* _Directive_:
List all the lines in these records that hold "Oropharyngeal".

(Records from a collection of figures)
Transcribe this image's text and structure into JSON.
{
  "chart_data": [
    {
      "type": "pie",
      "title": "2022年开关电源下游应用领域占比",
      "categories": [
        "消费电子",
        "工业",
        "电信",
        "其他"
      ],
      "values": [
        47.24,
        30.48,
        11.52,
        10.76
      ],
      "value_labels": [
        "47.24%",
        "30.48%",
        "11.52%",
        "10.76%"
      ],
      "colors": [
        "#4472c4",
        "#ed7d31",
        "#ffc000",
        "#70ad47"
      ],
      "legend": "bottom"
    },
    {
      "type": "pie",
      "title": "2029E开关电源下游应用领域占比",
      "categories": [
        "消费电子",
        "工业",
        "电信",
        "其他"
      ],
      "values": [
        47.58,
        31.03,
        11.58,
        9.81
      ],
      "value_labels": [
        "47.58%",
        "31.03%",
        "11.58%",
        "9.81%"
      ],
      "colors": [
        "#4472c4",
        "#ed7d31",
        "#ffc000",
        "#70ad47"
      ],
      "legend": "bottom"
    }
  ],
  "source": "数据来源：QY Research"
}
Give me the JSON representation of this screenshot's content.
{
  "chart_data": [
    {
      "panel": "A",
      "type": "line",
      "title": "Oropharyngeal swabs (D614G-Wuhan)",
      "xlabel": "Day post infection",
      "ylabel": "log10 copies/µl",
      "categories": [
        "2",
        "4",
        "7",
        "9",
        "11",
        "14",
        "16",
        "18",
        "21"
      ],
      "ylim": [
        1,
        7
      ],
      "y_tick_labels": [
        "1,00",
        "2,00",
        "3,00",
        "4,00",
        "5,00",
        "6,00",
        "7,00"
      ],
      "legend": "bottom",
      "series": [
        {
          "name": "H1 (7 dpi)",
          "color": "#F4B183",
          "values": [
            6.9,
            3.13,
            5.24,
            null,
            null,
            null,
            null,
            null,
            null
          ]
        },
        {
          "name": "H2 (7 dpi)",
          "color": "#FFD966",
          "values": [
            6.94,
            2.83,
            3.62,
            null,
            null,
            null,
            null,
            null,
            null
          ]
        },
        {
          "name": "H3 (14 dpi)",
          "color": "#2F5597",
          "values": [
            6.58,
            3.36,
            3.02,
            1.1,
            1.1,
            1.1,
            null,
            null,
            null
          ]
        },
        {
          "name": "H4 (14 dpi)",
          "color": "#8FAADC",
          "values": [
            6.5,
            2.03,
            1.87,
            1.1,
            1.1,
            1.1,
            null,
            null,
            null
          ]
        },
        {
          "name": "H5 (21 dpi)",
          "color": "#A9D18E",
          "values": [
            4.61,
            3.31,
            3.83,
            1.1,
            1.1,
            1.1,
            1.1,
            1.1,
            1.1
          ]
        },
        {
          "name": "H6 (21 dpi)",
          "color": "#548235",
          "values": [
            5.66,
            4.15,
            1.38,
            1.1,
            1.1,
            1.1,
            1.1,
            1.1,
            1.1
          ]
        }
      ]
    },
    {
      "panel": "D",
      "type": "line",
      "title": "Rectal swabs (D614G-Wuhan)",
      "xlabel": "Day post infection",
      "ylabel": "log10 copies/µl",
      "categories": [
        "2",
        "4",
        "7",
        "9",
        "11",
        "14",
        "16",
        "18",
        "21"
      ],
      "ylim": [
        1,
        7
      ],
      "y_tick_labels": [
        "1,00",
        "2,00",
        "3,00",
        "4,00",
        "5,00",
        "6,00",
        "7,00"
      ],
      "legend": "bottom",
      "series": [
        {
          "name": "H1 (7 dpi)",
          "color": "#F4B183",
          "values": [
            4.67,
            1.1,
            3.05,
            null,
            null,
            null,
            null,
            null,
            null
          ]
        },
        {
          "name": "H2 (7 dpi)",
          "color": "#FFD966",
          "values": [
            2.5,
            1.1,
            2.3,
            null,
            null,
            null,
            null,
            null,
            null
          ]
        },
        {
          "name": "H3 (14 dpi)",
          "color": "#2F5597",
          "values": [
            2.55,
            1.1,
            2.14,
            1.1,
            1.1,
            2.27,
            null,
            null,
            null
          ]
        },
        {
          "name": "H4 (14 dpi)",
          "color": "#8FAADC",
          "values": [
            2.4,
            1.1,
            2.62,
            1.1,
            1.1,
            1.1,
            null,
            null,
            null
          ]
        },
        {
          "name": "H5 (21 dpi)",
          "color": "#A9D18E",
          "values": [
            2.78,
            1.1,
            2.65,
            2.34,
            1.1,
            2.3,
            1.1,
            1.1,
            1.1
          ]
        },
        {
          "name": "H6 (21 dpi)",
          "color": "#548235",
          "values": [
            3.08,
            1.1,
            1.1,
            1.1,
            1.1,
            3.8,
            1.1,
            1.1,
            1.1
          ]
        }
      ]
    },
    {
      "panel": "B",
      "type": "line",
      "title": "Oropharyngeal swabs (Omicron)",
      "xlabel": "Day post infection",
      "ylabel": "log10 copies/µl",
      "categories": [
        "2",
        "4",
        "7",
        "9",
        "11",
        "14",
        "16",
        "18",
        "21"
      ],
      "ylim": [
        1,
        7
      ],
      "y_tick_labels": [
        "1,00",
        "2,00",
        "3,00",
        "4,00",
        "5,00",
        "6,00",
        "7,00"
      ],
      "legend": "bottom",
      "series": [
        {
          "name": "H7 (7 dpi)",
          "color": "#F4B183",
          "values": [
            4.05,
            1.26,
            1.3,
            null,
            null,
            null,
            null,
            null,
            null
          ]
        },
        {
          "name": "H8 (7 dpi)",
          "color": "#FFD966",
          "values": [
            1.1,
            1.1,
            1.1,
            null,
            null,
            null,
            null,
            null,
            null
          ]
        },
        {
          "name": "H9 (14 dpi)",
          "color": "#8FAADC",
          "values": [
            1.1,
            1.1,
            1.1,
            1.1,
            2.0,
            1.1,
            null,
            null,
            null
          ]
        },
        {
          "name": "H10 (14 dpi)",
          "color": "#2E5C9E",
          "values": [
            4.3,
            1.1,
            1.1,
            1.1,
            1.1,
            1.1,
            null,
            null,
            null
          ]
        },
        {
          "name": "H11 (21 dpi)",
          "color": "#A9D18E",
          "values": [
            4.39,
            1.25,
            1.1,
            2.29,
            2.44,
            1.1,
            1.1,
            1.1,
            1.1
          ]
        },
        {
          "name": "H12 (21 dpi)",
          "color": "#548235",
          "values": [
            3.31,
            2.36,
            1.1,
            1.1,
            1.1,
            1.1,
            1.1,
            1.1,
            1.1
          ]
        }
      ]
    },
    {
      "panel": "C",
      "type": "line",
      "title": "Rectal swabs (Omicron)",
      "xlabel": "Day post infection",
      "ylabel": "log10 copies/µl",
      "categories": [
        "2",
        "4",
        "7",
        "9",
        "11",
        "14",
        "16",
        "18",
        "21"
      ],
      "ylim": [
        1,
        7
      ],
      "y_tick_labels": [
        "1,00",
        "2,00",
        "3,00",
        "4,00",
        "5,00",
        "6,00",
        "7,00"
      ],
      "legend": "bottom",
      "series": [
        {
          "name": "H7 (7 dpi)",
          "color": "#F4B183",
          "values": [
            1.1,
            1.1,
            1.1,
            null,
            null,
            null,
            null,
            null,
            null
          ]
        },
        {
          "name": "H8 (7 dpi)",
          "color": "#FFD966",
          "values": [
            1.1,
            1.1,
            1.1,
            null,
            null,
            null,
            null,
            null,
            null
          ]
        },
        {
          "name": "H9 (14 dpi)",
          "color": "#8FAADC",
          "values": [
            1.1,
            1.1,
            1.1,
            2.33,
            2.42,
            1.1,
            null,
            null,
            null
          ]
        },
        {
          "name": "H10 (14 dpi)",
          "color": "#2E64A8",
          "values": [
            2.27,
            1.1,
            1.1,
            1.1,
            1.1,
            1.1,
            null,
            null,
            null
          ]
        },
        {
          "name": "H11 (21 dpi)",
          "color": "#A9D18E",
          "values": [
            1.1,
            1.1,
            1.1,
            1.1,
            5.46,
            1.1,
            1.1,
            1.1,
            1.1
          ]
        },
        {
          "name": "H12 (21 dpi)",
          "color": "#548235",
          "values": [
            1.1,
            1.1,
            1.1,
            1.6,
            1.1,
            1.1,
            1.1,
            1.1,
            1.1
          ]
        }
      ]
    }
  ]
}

* _Result for this exercise_:
      "title": "Oropharyngeal swabs (D614G-Wuhan)",
      "title": "Oropharyngeal swabs (Omicron)",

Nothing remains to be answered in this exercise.